**TASK DETAILS**
Write each record again exactly as it stands.

***** SUPPLIED MATERIAL *****

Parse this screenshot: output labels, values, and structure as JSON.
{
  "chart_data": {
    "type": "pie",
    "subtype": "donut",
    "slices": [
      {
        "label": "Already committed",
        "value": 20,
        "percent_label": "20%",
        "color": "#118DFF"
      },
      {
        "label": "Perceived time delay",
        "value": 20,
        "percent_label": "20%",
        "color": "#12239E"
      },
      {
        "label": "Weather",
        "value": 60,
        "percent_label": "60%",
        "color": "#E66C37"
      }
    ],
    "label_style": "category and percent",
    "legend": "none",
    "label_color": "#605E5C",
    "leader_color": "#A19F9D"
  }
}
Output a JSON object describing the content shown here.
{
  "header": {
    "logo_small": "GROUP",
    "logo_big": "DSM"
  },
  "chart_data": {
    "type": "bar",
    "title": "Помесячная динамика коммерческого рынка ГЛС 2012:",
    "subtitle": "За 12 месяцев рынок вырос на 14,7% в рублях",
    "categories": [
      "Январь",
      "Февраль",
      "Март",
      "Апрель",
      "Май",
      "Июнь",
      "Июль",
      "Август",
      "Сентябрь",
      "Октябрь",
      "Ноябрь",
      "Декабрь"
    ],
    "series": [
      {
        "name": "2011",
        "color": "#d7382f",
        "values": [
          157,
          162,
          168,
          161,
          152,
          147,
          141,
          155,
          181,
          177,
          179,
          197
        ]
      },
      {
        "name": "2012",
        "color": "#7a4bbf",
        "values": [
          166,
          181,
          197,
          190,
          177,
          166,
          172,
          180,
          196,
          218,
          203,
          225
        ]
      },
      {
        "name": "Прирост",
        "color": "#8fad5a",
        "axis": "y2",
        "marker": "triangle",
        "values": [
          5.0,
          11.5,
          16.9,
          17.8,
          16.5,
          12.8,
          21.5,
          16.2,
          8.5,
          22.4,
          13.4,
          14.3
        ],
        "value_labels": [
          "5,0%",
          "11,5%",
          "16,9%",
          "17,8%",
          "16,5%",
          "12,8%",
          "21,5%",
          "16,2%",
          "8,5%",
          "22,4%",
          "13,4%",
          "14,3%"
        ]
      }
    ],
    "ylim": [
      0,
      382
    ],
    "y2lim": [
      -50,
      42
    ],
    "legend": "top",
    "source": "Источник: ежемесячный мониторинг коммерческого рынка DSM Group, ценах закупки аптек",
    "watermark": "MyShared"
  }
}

*****

**ANSWER FOR THE TASK**
Parse this screenshot: output labels, values, and structure as JSON.
{
  "chart_data": {
    "type": "pie",
    "subtype": "donut",
    "slices": [
      {
        "label": "Already committed",
        "value": 20,
        "percent_label": "20%",
        "color": "#118DFF"
      },
      {
        "label": "Perceived time delay",
        "value": 20,
        "percent_label": "20%",
        "color": "#12239E"
      },
      {
        "label": "Weather",
        "value": 60,
        "percent_label": "60%",
        "color": "#E66C37"
      }
    ],
    "label_style": "category and percent",
    "legend": "none",
    "label_color": "#605E5C",
    "leader_color": "#A19F9D"
  }
}
Output a JSON object describing the content shown here.
{
  "header": {
    "logo_small": "GROUP",
    "logo_big": "DSM"
  },
  "chart_data": {
    "type": "bar",
    "title": "Помесячная динамика коммерческого рынка ГЛС 2012:",
    "subtitle": "За 12 месяцев рынок вырос на 14,7% в рублях",
    "categories": [
      "Январь",
      "Февраль",
      "Март",
      "Апрель",
      "Май",
      "Июнь",
      "Июль",
      "Август",
      "Сентябрь",
      "Октябрь",
      "Ноябрь",
      "Декабрь"
    ],
    "series": [
      {
        "name": "2011",
        "color": "#d7382f",
        "values": [
          157,
          162,
          168,
          161,
          152,
          147,
          141,
          155,
          181,
          177,
          179,
          197
        ]
      },
      {
        "name": "2012",
        "color": "#7a4bbf",
        "values": [
          166,
          181,
          197,
          190,
          177,
          166,
          172,
          180,
          196,
          218,
          203,
          225
        ]
      },
      {
        "name": "Прирост",
        "color": "#8fad5a",
        "axis": "y2",
        "marker": "triangle",
        "values": [
          5.0,
          11.5,
          16.9,
          17.8,
          16.5,
          12.8,
          21.5,
          16.2,
          8.5,
          22.4,
          13.4,
          14.3
        ],
        "value_labels": [
          "5,0%",
          "11,5%",
          "16,9%",
          "17,8%",
          "16,5%",
          "12,8%",
          "21,5%",
          "16,2%",
          "8,5%",
          "22,4%",
          "13,4%",
          "14,3%"
        ]
      }
    ],
    "ylim": [
      0,
      382
    ],
    "y2lim": [
      -50,
      42
    ],
    "legend": "top",
    "source": "Источник: ежемесячный мониторинг коммерческого рынка DSM Group, ценах закупки аптек",
    "watermark": "MyShared"
  }
}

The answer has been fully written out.